§ **REQUIRED WORK**:
Answer with a single number: how many lines in the listing below include "genannt"?

§ **DATASET RECORDS**:

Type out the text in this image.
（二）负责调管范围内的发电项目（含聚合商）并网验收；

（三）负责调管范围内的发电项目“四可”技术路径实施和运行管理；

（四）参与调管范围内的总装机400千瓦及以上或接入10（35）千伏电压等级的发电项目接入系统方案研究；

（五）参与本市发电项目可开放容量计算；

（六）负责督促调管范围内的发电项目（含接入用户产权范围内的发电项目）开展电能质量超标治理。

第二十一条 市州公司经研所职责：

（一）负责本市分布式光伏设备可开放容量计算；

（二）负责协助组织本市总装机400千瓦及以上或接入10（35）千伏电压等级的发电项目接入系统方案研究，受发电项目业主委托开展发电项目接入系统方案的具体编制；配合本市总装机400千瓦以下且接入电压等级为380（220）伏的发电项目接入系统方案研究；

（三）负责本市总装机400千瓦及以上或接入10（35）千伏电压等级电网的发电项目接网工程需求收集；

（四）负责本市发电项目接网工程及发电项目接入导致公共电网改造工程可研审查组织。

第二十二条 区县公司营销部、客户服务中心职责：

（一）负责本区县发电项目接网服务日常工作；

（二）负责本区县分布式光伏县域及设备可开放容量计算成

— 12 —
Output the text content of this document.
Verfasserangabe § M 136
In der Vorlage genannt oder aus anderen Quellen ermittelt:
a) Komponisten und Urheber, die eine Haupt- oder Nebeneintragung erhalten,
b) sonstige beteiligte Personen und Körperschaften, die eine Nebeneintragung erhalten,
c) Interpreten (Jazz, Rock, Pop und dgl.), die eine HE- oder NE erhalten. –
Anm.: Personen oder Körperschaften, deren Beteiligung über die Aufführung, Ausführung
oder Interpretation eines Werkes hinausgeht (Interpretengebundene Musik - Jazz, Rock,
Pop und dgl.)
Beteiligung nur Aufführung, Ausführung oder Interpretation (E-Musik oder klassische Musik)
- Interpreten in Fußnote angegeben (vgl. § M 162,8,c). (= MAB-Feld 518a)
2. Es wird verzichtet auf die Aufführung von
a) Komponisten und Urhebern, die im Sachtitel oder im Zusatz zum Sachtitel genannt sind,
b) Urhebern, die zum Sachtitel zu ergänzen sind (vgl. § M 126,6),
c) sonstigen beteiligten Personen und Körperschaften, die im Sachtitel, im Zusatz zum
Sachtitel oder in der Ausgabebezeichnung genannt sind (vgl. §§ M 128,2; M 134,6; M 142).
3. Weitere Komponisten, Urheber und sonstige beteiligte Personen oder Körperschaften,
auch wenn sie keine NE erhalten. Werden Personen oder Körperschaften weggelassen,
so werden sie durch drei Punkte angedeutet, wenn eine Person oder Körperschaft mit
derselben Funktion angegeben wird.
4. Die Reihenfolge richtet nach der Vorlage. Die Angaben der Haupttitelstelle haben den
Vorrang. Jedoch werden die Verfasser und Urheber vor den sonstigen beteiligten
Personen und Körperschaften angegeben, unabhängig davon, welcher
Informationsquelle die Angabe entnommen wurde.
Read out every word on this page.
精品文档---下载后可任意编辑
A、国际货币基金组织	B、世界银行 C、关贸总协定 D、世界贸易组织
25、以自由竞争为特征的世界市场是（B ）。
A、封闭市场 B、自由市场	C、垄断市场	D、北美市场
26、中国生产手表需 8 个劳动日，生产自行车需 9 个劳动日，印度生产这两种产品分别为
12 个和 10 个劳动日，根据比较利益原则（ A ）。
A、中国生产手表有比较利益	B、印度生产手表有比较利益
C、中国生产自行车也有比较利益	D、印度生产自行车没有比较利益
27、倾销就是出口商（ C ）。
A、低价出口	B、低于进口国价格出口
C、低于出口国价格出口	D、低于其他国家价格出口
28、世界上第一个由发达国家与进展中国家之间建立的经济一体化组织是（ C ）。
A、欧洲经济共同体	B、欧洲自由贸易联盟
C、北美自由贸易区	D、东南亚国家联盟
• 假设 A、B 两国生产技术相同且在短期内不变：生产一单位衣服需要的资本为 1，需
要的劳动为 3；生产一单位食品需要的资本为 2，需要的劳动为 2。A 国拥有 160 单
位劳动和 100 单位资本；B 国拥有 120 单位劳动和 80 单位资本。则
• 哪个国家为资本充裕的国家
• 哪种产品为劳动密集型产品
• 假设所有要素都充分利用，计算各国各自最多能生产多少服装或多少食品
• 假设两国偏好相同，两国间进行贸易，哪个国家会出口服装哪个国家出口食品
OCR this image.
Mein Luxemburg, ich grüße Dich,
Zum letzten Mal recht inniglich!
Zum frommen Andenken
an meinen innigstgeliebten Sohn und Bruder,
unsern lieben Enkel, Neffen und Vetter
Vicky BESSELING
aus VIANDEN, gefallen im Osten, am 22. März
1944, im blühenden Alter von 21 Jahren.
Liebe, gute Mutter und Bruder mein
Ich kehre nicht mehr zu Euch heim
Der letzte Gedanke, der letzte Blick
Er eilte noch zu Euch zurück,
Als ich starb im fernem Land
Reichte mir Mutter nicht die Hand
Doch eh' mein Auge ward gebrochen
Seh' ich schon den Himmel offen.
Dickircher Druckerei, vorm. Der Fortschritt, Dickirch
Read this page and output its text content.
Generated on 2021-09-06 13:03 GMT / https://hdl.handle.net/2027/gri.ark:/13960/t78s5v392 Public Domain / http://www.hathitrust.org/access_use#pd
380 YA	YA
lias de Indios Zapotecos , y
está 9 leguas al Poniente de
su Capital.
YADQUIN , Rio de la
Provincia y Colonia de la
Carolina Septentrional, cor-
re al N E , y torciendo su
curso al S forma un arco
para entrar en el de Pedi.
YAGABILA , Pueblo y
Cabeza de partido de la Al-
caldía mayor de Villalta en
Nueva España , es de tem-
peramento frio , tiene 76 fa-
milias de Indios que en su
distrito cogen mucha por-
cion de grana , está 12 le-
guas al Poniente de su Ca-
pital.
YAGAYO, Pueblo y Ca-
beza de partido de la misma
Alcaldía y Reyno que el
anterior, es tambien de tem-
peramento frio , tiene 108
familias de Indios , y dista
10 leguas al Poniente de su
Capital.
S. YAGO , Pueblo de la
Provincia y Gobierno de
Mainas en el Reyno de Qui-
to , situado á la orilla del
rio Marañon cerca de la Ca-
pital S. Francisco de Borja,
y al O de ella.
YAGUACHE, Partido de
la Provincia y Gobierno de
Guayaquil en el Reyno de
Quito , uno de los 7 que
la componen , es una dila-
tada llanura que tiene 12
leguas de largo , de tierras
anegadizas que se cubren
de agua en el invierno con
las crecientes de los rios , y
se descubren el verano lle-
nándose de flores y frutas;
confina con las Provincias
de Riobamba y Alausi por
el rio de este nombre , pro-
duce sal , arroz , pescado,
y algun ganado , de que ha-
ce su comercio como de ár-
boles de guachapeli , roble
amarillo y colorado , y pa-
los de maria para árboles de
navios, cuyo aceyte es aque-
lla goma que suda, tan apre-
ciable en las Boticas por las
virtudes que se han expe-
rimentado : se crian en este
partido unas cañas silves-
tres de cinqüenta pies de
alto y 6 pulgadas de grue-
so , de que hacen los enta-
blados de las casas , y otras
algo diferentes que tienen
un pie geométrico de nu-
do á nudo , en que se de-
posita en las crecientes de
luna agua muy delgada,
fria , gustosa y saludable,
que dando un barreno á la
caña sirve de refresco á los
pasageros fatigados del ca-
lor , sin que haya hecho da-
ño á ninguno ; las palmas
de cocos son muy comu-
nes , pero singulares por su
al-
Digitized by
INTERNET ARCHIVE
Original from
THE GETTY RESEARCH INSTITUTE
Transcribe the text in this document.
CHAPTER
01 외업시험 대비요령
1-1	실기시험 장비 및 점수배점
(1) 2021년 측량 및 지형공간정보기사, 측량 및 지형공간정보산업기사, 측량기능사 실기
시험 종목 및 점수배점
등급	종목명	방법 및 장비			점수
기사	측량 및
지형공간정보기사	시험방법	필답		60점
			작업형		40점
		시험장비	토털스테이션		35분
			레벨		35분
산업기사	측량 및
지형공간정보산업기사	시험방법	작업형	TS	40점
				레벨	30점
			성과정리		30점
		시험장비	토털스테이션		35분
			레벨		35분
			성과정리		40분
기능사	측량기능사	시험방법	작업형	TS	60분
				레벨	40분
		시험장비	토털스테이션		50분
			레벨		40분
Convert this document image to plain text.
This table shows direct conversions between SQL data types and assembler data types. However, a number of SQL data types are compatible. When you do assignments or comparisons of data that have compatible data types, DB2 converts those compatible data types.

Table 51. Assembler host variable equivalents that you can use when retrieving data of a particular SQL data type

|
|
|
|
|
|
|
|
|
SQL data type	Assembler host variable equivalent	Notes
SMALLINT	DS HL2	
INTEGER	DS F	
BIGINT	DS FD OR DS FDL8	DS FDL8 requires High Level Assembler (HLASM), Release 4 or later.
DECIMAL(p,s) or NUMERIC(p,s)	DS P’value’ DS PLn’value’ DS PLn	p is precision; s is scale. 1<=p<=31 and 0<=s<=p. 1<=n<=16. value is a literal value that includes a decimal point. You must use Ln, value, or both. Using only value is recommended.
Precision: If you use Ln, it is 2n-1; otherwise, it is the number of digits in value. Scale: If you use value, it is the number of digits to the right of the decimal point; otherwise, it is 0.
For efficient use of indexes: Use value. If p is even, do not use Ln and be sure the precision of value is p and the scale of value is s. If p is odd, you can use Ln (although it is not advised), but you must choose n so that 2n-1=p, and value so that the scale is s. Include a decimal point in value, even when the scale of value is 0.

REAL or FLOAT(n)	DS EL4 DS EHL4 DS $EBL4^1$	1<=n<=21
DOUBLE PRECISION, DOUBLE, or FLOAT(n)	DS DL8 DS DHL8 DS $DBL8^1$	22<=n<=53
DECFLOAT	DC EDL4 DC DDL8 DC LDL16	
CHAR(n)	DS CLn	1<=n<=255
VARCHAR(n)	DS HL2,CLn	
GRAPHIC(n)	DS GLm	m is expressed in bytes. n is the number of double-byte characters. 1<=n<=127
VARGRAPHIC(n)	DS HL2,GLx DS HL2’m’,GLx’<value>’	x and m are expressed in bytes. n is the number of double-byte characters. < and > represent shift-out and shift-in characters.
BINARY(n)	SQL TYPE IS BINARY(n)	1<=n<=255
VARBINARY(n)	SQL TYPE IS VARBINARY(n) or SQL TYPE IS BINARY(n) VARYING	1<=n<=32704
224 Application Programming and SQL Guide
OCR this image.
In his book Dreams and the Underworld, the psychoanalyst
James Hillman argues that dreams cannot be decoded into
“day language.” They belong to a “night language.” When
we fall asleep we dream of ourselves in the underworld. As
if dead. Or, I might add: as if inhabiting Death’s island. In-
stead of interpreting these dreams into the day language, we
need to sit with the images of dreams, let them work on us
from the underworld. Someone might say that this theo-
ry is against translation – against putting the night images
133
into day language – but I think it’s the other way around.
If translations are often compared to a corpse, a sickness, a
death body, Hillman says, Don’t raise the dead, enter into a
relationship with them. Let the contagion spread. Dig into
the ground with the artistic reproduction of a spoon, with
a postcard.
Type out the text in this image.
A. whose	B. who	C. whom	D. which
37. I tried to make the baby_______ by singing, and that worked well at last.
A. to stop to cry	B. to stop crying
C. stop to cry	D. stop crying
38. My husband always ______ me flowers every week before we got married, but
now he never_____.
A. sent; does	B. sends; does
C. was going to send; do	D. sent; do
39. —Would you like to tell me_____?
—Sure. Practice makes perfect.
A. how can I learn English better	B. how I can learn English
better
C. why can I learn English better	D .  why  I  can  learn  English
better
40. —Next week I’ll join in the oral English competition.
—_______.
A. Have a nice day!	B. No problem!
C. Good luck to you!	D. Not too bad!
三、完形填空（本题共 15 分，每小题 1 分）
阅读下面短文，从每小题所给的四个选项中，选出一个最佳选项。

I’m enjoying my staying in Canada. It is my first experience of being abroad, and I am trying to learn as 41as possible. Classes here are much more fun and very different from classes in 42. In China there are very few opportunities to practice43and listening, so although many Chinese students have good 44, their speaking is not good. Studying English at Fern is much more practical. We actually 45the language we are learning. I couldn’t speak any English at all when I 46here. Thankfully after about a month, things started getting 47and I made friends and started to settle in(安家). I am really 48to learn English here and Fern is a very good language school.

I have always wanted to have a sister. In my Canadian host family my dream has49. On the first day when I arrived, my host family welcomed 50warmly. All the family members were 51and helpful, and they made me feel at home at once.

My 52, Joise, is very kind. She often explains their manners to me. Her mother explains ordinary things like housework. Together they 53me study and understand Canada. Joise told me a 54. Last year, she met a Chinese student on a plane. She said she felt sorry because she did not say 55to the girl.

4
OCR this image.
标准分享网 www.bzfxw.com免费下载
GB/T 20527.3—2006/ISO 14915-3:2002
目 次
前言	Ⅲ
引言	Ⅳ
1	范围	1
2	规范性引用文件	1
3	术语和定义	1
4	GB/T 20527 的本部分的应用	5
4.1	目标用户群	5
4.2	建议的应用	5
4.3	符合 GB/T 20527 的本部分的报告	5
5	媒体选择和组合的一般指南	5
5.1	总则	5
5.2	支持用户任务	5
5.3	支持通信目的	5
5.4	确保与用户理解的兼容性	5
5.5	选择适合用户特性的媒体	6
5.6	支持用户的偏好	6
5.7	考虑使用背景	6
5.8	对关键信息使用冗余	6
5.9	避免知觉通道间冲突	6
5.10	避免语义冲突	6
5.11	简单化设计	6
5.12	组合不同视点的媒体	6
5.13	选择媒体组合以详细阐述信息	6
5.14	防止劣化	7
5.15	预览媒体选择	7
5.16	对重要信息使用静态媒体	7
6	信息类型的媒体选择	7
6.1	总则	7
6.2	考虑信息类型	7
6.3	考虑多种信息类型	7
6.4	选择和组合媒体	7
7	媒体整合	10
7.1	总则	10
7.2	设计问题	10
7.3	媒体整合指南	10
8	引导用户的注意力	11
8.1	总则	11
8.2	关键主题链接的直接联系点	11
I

§ **RESPONSE TO THIS EXERCISE**:
3